■ WHAT IS NEEDED:
Copy all of the material exactly. Pictures are not to appear in the copy.

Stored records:
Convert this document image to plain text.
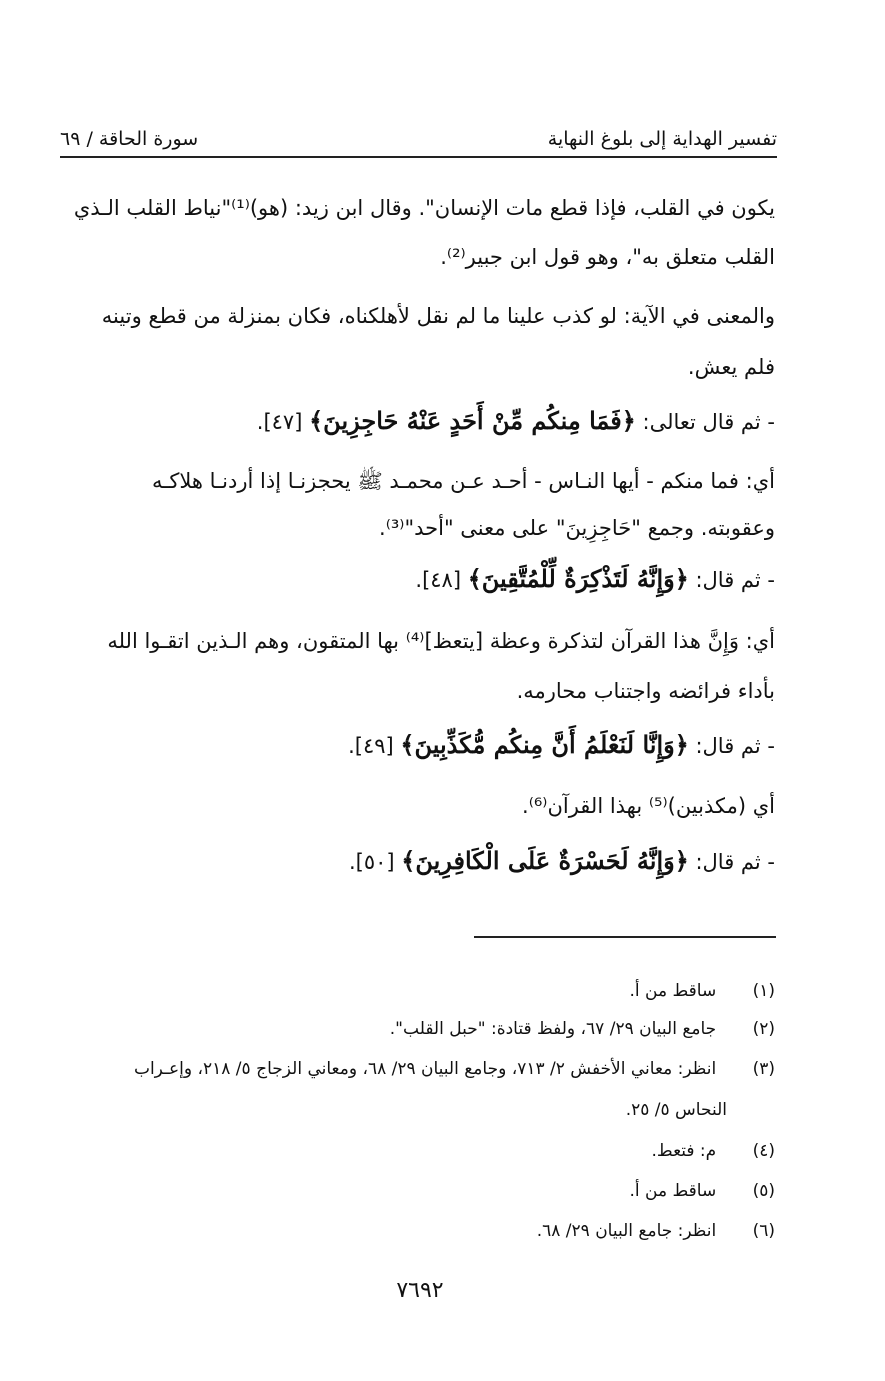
تفسير الهداية إلى بلوغ النهاية
سورة الحاقة / ٦٩
يكون في القلب، فإذا قطع مات الإنسان". وقال ابن زيد: (هو)⁽¹⁾"نياط القلب الـذي
القلب متعلق به"، وهو قول ابن جبير⁽²⁾.
والمعنى في الآية: لو كذب علينا ما لم نقل لأهلكناه، فكان بمنزلة من قطع وتينه
فلم يعش.
- ثم قال تعالى: ﴿فَمَا مِنكُم مِّنْ أَحَدٍ عَنْهُ حَاجِزِينَ﴾ [٤٧].
أي: فما منكم - أيها النـاس - أحـد عـن محمـد ﷺ يحجزنـا إذا أردنـا هلاكـه
وعقوبته. وجمع "حَاجِزِينَ" على معنى "أحد"⁽³⁾.
- ثم قال: ﴿وَإِنَّهُ لَتَذْكِرَةٌ لِّلْمُتَّقِينَ﴾ [٤٨].
أي: وَإِنَّ هذا القرآن لتذكرة وعظة [يتعظ]⁽⁴⁾ بها المتقون، وهم الـذين اتقـوا الله
بأداء فرائضه واجتناب محارمه.
- ثم قال: ﴿وَإِنَّا لَنَعْلَمُ أَنَّ مِنكُم مُّكَذِّبِينَ﴾ [٤٩].
أي (مكذبين)⁽⁵⁾ بهذا القرآن⁽⁶⁾.
- ثم قال: ﴿وَإِنَّهُ لَحَسْرَةٌ عَلَى الْكَافِرِينَ﴾ [٥٠].
(١)  ساقط من أ.
(٢)  جامع البيان ٢٩/ ٦٧، ولفظ قتادة: "حبل القلب".
(٣)  انظر: معاني الأخفش ٢/ ٧١٣، وجامع البيان ٢٩/ ٦٨، ومعاني الزجاج ٥/ ٢١٨، وإعـراب
النحاس ٥/ ٢٥.
(٤)  م: فتعط.
(٥)  ساقط من أ.
(٦)  انظر: جامع البيان ٢٩/ ٦٨.
٧٦٩٢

■ RESPONSE FOR THIS EXERCISE:
Convert this document image to plain text.
تفسير الهداية إلى بلوغ النهاية
سورة الحاقة / ٦٩
يكون في القلب، فإذا قطع مات الإنسان". وقال ابن زيد: (هو)⁽¹⁾"نياط القلب الـذي
القلب متعلق به"، وهو قول ابن جبير⁽²⁾.
والمعنى في الآية: لو كذب علينا ما لم نقل لأهلكناه، فكان بمنزلة من قطع وتينه
فلم يعش.
- ثم قال تعالى: ﴿فَمَا مِنكُم مِّنْ أَحَدٍ عَنْهُ حَاجِزِينَ﴾ [٤٧].
أي: فما منكم - أيها النـاس - أحـد عـن محمـد ﷺ يحجزنـا إذا أردنـا هلاكـه
وعقوبته. وجمع "حَاجِزِينَ" على معنى "أحد"⁽³⁾.
- ثم قال: ﴿وَإِنَّهُ لَتَذْكِرَةٌ لِّلْمُتَّقِينَ﴾ [٤٨].
أي: وَإِنَّ هذا القرآن لتذكرة وعظة [يتعظ]⁽⁴⁾ بها المتقون، وهم الـذين اتقـوا الله
بأداء فرائضه واجتناب محارمه.
- ثم قال: ﴿وَإِنَّا لَنَعْلَمُ أَنَّ مِنكُم مُّكَذِّبِينَ﴾ [٤٩].
أي (مكذبين)⁽⁵⁾ بهذا القرآن⁽⁶⁾.
- ثم قال: ﴿وَإِنَّهُ لَحَسْرَةٌ عَلَى الْكَافِرِينَ﴾ [٥٠].
(١)  ساقط من أ.
(٢)  جامع البيان ٢٩/ ٦٧، ولفظ قتادة: "حبل القلب".
(٣)  انظر: معاني الأخفش ٢/ ٧١٣، وجامع البيان ٢٩/ ٦٨، ومعاني الزجاج ٥/ ٢١٨، وإعـراب
النحاس ٥/ ٢٥.
(٤)  م: فتعط.
(٥)  ساقط من أ.
(٦)  انظر: جامع البيان ٢٩/ ٦٨.
٧٦٩٢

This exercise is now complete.